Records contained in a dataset
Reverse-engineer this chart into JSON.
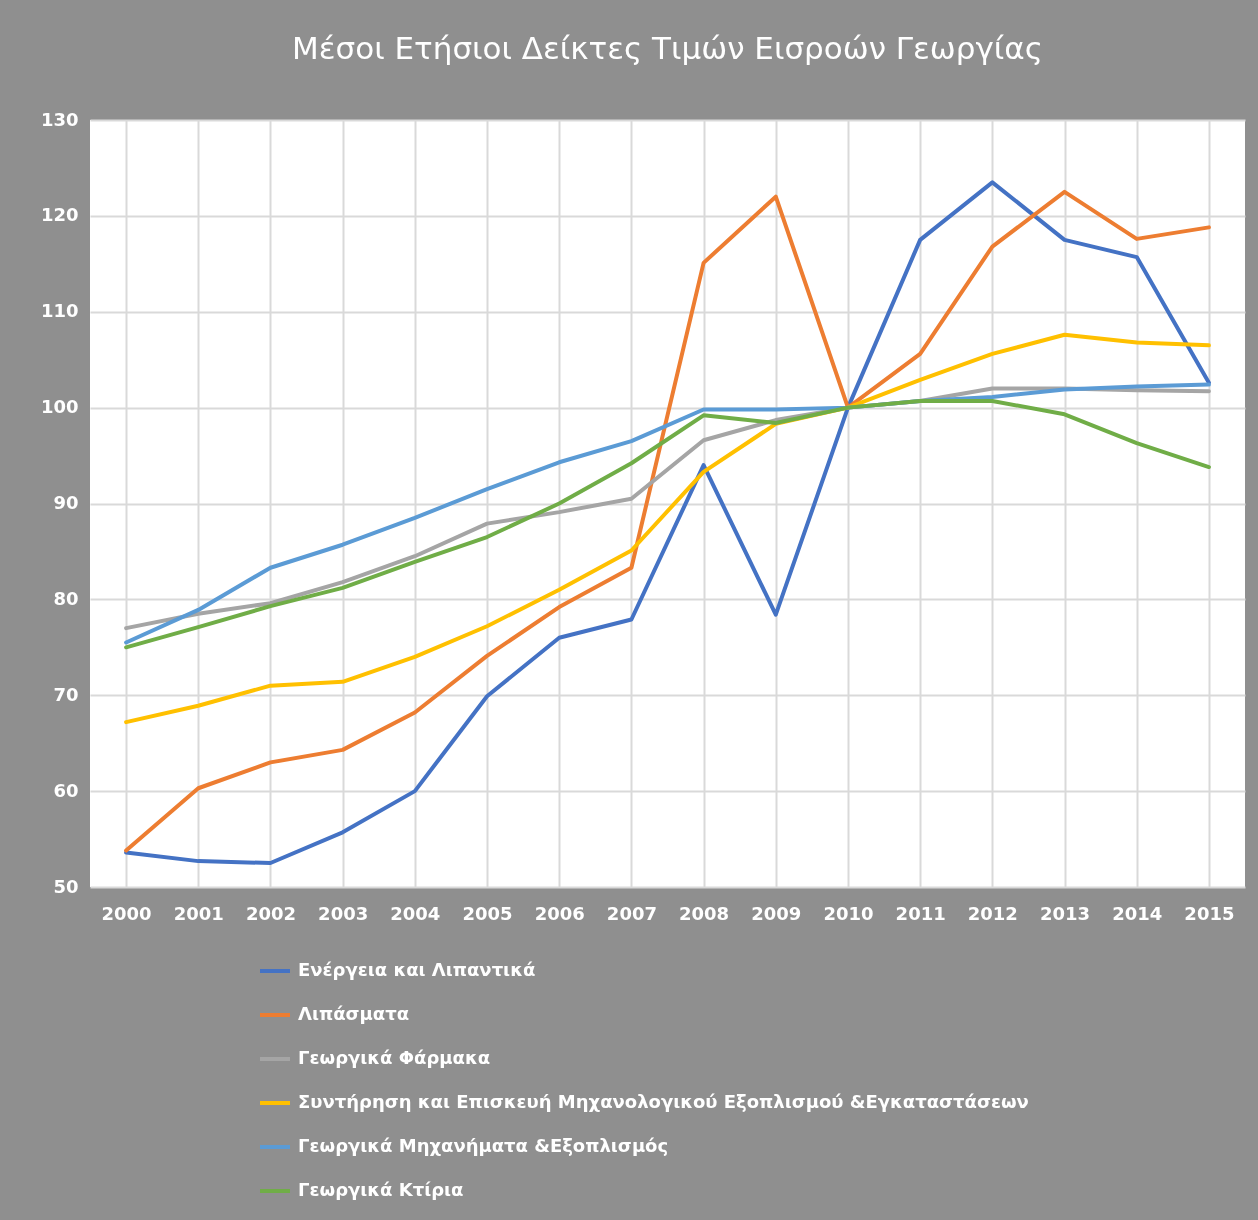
{
  "chart_data": {
    "type": "line",
    "title": "Μέσοι Ετήσιοι Δείκτες Τιμών Εισροών Γεωργίας",
    "categories": [
      "2000",
      "2001",
      "2002",
      "2003",
      "2004",
      "2005",
      "2006",
      "2007",
      "2008",
      "2009",
      "2010",
      "2011",
      "2012",
      "2013",
      "2014",
      "2015"
    ],
    "series": [
      {
        "name": "Ενέργεια και Λιπαντικά",
        "color": "#4472c4",
        "values": [
          53.6,
          52.7,
          52.5,
          55.7,
          60.0,
          69.9,
          76.0,
          77.9,
          94.0,
          78.4,
          100,
          117.5,
          123.5,
          117.5,
          115.7,
          102.6
        ]
      },
      {
        "name": "Λιπάσματα",
        "color": "#ed7d31",
        "values": [
          53.8,
          60.3,
          63.0,
          64.3,
          68.2,
          74.1,
          79.2,
          83.3,
          115.1,
          122.0,
          100,
          105.6,
          116.8,
          122.5,
          117.6,
          118.8
        ]
      },
      {
        "name": "Γεωργικά Φάρμακα",
        "color": "#a5a5a5",
        "values": [
          77.0,
          78.5,
          79.6,
          81.8,
          84.5,
          87.9,
          89.1,
          90.5,
          96.6,
          98.7,
          100,
          100.7,
          102.0,
          102.0,
          101.8,
          101.7
        ]
      },
      {
        "name": "Συντήρηση και Επισκευή Μηχανολογικού Εξοπλισμού  &Εγκαταστάσεων",
        "color": "#ffc000",
        "values": [
          67.2,
          68.9,
          71.0,
          71.4,
          74.0,
          77.2,
          81.0,
          85.1,
          93.3,
          98.3,
          100,
          102.9,
          105.6,
          107.6,
          106.8,
          106.5
        ]
      },
      {
        "name": "Γεωργικά Μηχανήματα &Εξοπλισμός",
        "color": "#5b9bd5",
        "values": [
          75.5,
          78.9,
          83.3,
          85.7,
          88.5,
          91.5,
          94.3,
          96.5,
          99.8,
          99.8,
          100,
          100.7,
          101.1,
          101.9,
          102.2,
          102.4
        ]
      },
      {
        "name": "Γεωργικά Κτίρια",
        "color": "#70ad47",
        "values": [
          75.0,
          77.1,
          79.3,
          81.2,
          83.9,
          86.5,
          90.0,
          94.2,
          99.2,
          98.4,
          100,
          100.7,
          100.7,
          99.3,
          96.3,
          93.8
        ]
      }
    ],
    "ylim": [
      50,
      130
    ],
    "yticks": [
      50,
      60,
      70,
      80,
      90,
      100,
      110,
      120,
      130
    ],
    "grid": true,
    "legend": "bottom",
    "marker": "none",
    "line_style": "solid"
  }
}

- [WRITTEN REQUEST]:
Without including the pictures, reproduce all entries exactly.

- [FULL OUTPUT]:
Reverse-engineer this chart into JSON.
{
  "chart_data": {
    "type": "line",
    "title": "Μέσοι Ετήσιοι Δείκτες Τιμών Εισροών Γεωργίας",
    "categories": [
      "2000",
      "2001",
      "2002",
      "2003",
      "2004",
      "2005",
      "2006",
      "2007",
      "2008",
      "2009",
      "2010",
      "2011",
      "2012",
      "2013",
      "2014",
      "2015"
    ],
    "series": [
      {
        "name": "Ενέργεια και Λιπαντικά",
        "color": "#4472c4",
        "values": [
          53.6,
          52.7,
          52.5,
          55.7,
          60.0,
          69.9,
          76.0,
          77.9,
          94.0,
          78.4,
          100,
          117.5,
          123.5,
          117.5,
          115.7,
          102.6
        ]
      },
      {
        "name": "Λιπάσματα",
        "color": "#ed7d31",
        "values": [
          53.8,
          60.3,
          63.0,
          64.3,
          68.2,
          74.1,
          79.2,
          83.3,
          115.1,
          122.0,
          100,
          105.6,
          116.8,
          122.5,
          117.6,
          118.8
        ]
      },
      {
        "name": "Γεωργικά Φάρμακα",
        "color": "#a5a5a5",
        "values": [
          77.0,
          78.5,
          79.6,
          81.8,
          84.5,
          87.9,
          89.1,
          90.5,
          96.6,
          98.7,
          100,
          100.7,
          102.0,
          102.0,
          101.8,
          101.7
        ]
      },
      {
        "name": "Συντήρηση και Επισκευή Μηχανολογικού Εξοπλισμού  &Εγκαταστάσεων",
        "color": "#ffc000",
        "values": [
          67.2,
          68.9,
          71.0,
          71.4,
          74.0,
          77.2,
          81.0,
          85.1,
          93.3,
          98.3,
          100,
          102.9,
          105.6,
          107.6,
          106.8,
          106.5
        ]
      },
      {
        "name": "Γεωργικά Μηχανήματα &Εξοπλισμός",
        "color": "#5b9bd5",
        "values": [
          75.5,
          78.9,
          83.3,
          85.7,
          88.5,
          91.5,
          94.3,
          96.5,
          99.8,
          99.8,
          100,
          100.7,
          101.1,
          101.9,
          102.2,
          102.4
        ]
      },
      {
        "name": "Γεωργικά Κτίρια",
        "color": "#70ad47",
        "values": [
          75.0,
          77.1,
          79.3,
          81.2,
          83.9,
          86.5,
          90.0,
          94.2,
          99.2,
          98.4,
          100,
          100.7,
          100.7,
          99.3,
          96.3,
          93.8
        ]
      }
    ],
    "ylim": [
      50,
      130
    ],
    "yticks": [
      50,
      60,
      70,
      80,
      90,
      100,
      110,
      120,
      130
    ],
    "grid": true,
    "legend": "bottom",
    "marker": "none",
    "line_style": "solid"
  }
}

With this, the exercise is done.